# start of SUPPLIED INFORMATION

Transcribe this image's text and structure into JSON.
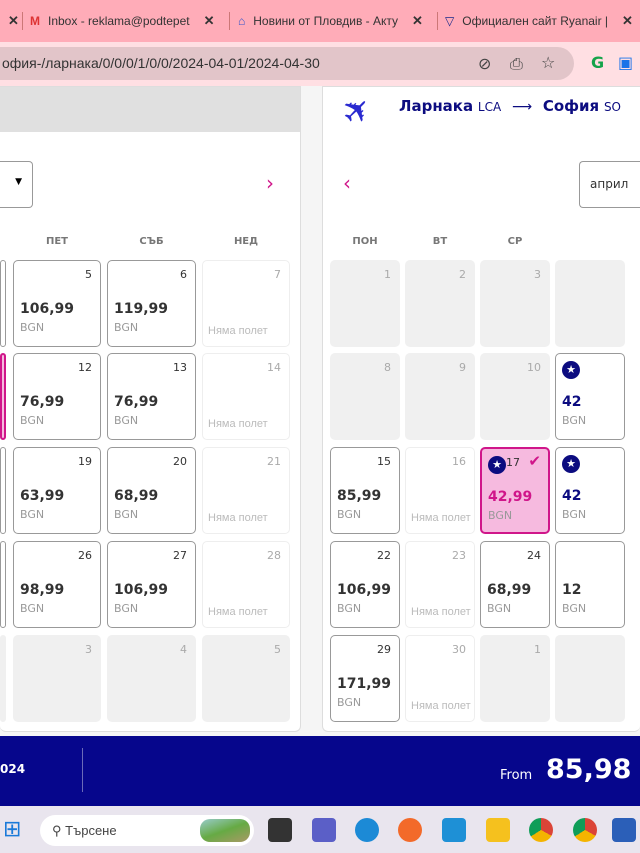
{
  "browser": {
    "tabs": [
      {
        "label": "Inbox - reklama@podtepet",
        "icon": "gmail-icon"
      },
      {
        "label": "Новини от Пловдив - Акту",
        "icon": "news-icon"
      },
      {
        "label": "Официален сайт Ryanair |",
        "icon": "ryanair-icon"
      }
    ],
    "url": "офия-/ларнака/0/0/0/1/0/0/2024-04-01/2024-04-30"
  },
  "route": {
    "from_city": "Ларнака",
    "from_code": "LCA",
    "arrow": "⟶",
    "to_city": "София",
    "to_code": "SO"
  },
  "left_calendar": {
    "weekdays": [
      "ПЕТ",
      "СЪБ",
      "НЕД"
    ],
    "cols": [
      [
        {
          "d": "",
          "p": "",
          "t": "edge"
        },
        {
          "d": "",
          "p": "",
          "t": "sel"
        },
        {
          "d": "",
          "p": "",
          "t": "edge"
        },
        {
          "d": "",
          "p": "",
          "t": "edge"
        },
        {
          "d": "",
          "p": "",
          "t": "dis"
        }
      ],
      [
        {
          "d": "5",
          "p": "106,99"
        },
        {
          "d": "12",
          "p": "76,99"
        },
        {
          "d": "19",
          "p": "63,99"
        },
        {
          "d": "26",
          "p": "98,99"
        },
        {
          "d": "3",
          "t": "dis"
        }
      ],
      [
        {
          "d": "6",
          "p": "119,99"
        },
        {
          "d": "13",
          "p": "76,99"
        },
        {
          "d": "20",
          "p": "68,99"
        },
        {
          "d": "27",
          "p": "106,99"
        },
        {
          "d": "4",
          "t": "dis"
        }
      ],
      [
        {
          "d": "7",
          "t": "nf"
        },
        {
          "d": "14",
          "t": "nf"
        },
        {
          "d": "21",
          "t": "nf"
        },
        {
          "d": "28",
          "t": "nf"
        },
        {
          "d": "5",
          "t": "dis"
        }
      ]
    ]
  },
  "right_calendar": {
    "month_select": "април",
    "weekdays": [
      "ПОН",
      "ВТ",
      "СР"
    ],
    "cols": [
      [
        {
          "d": "1",
          "t": "dis"
        },
        {
          "d": "8",
          "t": "dis"
        },
        {
          "d": "15",
          "p": "85,99"
        },
        {
          "d": "22",
          "p": "106,99"
        },
        {
          "d": "29",
          "p": "171,99"
        }
      ],
      [
        {
          "d": "2",
          "t": "dis"
        },
        {
          "d": "9",
          "t": "dis"
        },
        {
          "d": "16",
          "t": "nf"
        },
        {
          "d": "23",
          "t": "nf"
        },
        {
          "d": "30",
          "t": "nf"
        }
      ],
      [
        {
          "d": "3",
          "t": "dis"
        },
        {
          "d": "10",
          "t": "dis"
        },
        {
          "d": "17",
          "p": "42,99",
          "t": "sel"
        },
        {
          "d": "24",
          "p": "68,99"
        },
        {
          "d": "1",
          "t": "dis"
        }
      ],
      [
        {
          "d": "",
          "t": "dis"
        },
        {
          "d": "",
          "p": "42",
          "t": "star"
        },
        {
          "d": "",
          "p": "42",
          "t": "star"
        },
        {
          "d": "",
          "p": "12"
        },
        {
          "d": "",
          "t": "dis"
        }
      ]
    ]
  },
  "currency": "BGN",
  "no_flight": "Няма полет",
  "bottom_bar": {
    "date_fragment": "024",
    "from_label": "From",
    "price": "85,98"
  },
  "taskbar": {
    "search_placeholder": "Търсене"
  },
  "colors": {
    "brand": "#06068c",
    "accent": "#d0168a",
    "selected_bg": "#f6badf"
  }
}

# end of SUPPLIED INFORMATION

## [WHAT YOU ARE ASKED TO DO]
Quote every line word for word and keep the images out of the copy.

## [COMPLETE ANSWER]
Transcribe this image's text and structure into JSON.
{
  "browser": {
    "tabs": [
      {
        "label": "Inbox - reklama@podtepet",
        "icon": "gmail-icon"
      },
      {
        "label": "Новини от Пловдив - Акту",
        "icon": "news-icon"
      },
      {
        "label": "Официален сайт Ryanair |",
        "icon": "ryanair-icon"
      }
    ],
    "url": "офия-/ларнака/0/0/0/1/0/0/2024-04-01/2024-04-30"
  },
  "route": {
    "from_city": "Ларнака",
    "from_code": "LCA",
    "arrow": "⟶",
    "to_city": "София",
    "to_code": "SO"
  },
  "left_calendar": {
    "weekdays": [
      "ПЕТ",
      "СЪБ",
      "НЕД"
    ],
    "cols": [
      [
        {
          "d": "",
          "p": "",
          "t": "edge"
        },
        {
          "d": "",
          "p": "",
          "t": "sel"
        },
        {
          "d": "",
          "p": "",
          "t": "edge"
        },
        {
          "d": "",
          "p": "",
          "t": "edge"
        },
        {
          "d": "",
          "p": "",
          "t": "dis"
        }
      ],
      [
        {
          "d": "5",
          "p": "106,99"
        },
        {
          "d": "12",
          "p": "76,99"
        },
        {
          "d": "19",
          "p": "63,99"
        },
        {
          "d": "26",
          "p": "98,99"
        },
        {
          "d": "3",
          "t": "dis"
        }
      ],
      [
        {
          "d": "6",
          "p": "119,99"
        },
        {
          "d": "13",
          "p": "76,99"
        },
        {
          "d": "20",
          "p": "68,99"
        },
        {
          "d": "27",
          "p": "106,99"
        },
        {
          "d": "4",
          "t": "dis"
        }
      ],
      [
        {
          "d": "7",
          "t": "nf"
        },
        {
          "d": "14",
          "t": "nf"
        },
        {
          "d": "21",
          "t": "nf"
        },
        {
          "d": "28",
          "t": "nf"
        },
        {
          "d": "5",
          "t": "dis"
        }
      ]
    ]
  },
  "right_calendar": {
    "month_select": "април",
    "weekdays": [
      "ПОН",
      "ВТ",
      "СР"
    ],
    "cols": [
      [
        {
          "d": "1",
          "t": "dis"
        },
        {
          "d": "8",
          "t": "dis"
        },
        {
          "d": "15",
          "p": "85,99"
        },
        {
          "d": "22",
          "p": "106,99"
        },
        {
          "d": "29",
          "p": "171,99"
        }
      ],
      [
        {
          "d": "2",
          "t": "dis"
        },
        {
          "d": "9",
          "t": "dis"
        },
        {
          "d": "16",
          "t": "nf"
        },
        {
          "d": "23",
          "t": "nf"
        },
        {
          "d": "30",
          "t": "nf"
        }
      ],
      [
        {
          "d": "3",
          "t": "dis"
        },
        {
          "d": "10",
          "t": "dis"
        },
        {
          "d": "17",
          "p": "42,99",
          "t": "sel"
        },
        {
          "d": "24",
          "p": "68,99"
        },
        {
          "d": "1",
          "t": "dis"
        }
      ],
      [
        {
          "d": "",
          "t": "dis"
        },
        {
          "d": "",
          "p": "42",
          "t": "star"
        },
        {
          "d": "",
          "p": "42",
          "t": "star"
        },
        {
          "d": "",
          "p": "12"
        },
        {
          "d": "",
          "t": "dis"
        }
      ]
    ]
  },
  "currency": "BGN",
  "no_flight": "Няма полет",
  "bottom_bar": {
    "date_fragment": "024",
    "from_label": "From",
    "price": "85,98"
  },
  "taskbar": {
    "search_placeholder": "Търсене"
  },
  "colors": {
    "brand": "#06068c",
    "accent": "#d0168a",
    "selected_bg": "#f6badf"
  }
}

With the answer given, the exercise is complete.